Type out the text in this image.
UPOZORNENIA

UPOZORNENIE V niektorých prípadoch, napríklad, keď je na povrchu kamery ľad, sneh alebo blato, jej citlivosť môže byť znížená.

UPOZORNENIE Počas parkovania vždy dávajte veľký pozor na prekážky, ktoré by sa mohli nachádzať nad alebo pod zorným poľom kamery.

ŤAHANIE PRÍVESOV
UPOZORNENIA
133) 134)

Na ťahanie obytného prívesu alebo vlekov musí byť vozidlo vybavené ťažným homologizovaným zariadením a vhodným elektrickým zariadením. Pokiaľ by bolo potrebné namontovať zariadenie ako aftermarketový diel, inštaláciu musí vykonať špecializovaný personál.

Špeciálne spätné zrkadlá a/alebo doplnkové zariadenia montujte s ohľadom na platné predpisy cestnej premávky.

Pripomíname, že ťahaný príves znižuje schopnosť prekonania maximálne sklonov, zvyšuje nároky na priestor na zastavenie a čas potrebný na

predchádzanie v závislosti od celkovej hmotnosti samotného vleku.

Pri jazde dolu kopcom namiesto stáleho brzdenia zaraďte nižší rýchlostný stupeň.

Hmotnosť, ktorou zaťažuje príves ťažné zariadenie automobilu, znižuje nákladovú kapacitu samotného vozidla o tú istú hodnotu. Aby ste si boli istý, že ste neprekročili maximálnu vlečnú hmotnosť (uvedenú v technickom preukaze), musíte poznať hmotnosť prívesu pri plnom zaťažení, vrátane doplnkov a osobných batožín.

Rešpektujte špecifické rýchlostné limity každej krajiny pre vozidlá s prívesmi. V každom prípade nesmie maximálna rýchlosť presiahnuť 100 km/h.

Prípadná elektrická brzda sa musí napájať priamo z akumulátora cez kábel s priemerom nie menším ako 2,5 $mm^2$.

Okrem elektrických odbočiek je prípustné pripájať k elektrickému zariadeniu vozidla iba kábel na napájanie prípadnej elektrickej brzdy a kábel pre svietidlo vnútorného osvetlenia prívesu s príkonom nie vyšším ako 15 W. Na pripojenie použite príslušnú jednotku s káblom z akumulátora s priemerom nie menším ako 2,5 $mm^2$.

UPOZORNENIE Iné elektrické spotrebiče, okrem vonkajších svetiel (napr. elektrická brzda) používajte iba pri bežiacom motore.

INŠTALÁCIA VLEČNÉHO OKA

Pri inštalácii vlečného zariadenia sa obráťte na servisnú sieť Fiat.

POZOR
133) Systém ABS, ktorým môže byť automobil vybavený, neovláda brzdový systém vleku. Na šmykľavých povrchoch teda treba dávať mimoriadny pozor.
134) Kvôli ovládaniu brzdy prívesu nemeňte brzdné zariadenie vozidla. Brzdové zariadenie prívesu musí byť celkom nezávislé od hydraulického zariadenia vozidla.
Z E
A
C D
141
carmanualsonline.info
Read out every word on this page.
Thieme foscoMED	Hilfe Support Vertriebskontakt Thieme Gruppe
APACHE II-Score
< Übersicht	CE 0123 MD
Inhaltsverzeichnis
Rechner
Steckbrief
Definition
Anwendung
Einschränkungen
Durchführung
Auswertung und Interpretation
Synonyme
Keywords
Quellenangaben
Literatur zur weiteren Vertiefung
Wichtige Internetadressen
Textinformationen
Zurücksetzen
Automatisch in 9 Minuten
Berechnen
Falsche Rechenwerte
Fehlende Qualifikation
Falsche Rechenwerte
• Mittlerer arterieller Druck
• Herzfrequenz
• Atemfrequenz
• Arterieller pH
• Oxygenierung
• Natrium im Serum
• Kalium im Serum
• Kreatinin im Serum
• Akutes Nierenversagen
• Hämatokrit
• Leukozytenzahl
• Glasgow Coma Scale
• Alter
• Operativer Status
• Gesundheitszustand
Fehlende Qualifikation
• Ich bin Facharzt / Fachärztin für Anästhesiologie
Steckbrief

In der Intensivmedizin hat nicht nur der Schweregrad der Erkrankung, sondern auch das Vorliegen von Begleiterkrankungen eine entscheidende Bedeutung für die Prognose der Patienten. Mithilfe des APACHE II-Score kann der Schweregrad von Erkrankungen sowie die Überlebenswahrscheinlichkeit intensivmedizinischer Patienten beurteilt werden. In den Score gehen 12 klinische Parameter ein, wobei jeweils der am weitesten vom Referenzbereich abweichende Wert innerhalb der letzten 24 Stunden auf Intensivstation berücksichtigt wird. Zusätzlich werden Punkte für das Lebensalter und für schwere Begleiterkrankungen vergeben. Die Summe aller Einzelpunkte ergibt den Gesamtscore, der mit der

■ WRITTEN PROBLEM
Filter the data for the string "brzda" and copy every line that has it.

■ RESPONSE TO THE TASK
Prípadná elektrická brzda sa musí napájať priamo z akumulátora cez kábel s priemerom nie menším ako 2,5 $mm^2$.
UPOZORNENIE Iné elektrické spotrebiče, okrem vonkajších svetiel (napr. elektrická brzda) používajte iba pri bežiacom motore.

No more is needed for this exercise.